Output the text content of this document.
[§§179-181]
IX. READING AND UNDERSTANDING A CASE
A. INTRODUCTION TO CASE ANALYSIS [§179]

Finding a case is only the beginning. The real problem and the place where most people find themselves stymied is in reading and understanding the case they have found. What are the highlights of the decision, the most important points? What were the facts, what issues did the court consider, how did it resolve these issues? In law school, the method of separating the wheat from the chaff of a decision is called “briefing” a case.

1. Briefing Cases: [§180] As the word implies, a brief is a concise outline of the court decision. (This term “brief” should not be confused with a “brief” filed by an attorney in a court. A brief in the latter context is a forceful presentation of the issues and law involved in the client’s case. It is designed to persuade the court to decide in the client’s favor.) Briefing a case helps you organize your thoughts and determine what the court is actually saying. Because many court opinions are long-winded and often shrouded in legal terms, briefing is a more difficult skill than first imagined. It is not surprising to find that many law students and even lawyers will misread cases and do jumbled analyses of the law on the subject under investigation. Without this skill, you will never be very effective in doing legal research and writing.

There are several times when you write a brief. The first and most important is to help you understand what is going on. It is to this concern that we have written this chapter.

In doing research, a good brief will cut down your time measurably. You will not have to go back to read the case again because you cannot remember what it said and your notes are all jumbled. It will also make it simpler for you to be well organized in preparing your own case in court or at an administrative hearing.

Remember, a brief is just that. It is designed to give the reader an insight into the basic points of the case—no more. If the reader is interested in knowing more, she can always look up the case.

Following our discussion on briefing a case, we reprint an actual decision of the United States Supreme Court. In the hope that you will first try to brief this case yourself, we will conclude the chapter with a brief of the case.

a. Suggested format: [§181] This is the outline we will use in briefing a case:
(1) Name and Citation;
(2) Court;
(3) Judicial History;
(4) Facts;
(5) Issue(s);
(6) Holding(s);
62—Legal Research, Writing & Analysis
==========
Copy out the full set of records precisely, leaving nothing out.

● **Expected output**:
Output the text content of this document.
[§§179-181]
IX. READING AND UNDERSTANDING A CASE
A. INTRODUCTION TO CASE ANALYSIS [§179]

Finding a case is only the beginning. The real problem and the place where most people find themselves stymied is in reading and understanding the case they have found. What are the highlights of the decision, the most important points? What were the facts, what issues did the court consider, how did it resolve these issues? In law school, the method of separating the wheat from the chaff of a decision is called “briefing” a case.

1. Briefing Cases: [§180] As the word implies, a brief is a concise outline of the court decision. (This term “brief” should not be confused with a “brief” filed by an attorney in a court. A brief in the latter context is a forceful presentation of the issues and law involved in the client’s case. It is designed to persuade the court to decide in the client’s favor.) Briefing a case helps you organize your thoughts and determine what the court is actually saying. Because many court opinions are long-winded and often shrouded in legal terms, briefing is a more difficult skill than first imagined. It is not surprising to find that many law students and even lawyers will misread cases and do jumbled analyses of the law on the subject under investigation. Without this skill, you will never be very effective in doing legal research and writing.

There are several times when you write a brief. The first and most important is to help you understand what is going on. It is to this concern that we have written this chapter.

In doing research, a good brief will cut down your time measurably. You will not have to go back to read the case again because you cannot remember what it said and your notes are all jumbled. It will also make it simpler for you to be well organized in preparing your own case in court or at an administrative hearing.

Remember, a brief is just that. It is designed to give the reader an insight into the basic points of the case—no more. If the reader is interested in knowing more, she can always look up the case.

Following our discussion on briefing a case, we reprint an actual decision of the United States Supreme Court. In the hope that you will first try to brief this case yourself, we will conclude the chapter with a brief of the case.

a. Suggested format: [§181] This is the outline we will use in briefing a case:
(1) Name and Citation;
(2) Court;
(3) Judicial History;
(4) Facts;
(5) Issue(s);
(6) Holding(s);
62—Legal Research, Writing & Analysis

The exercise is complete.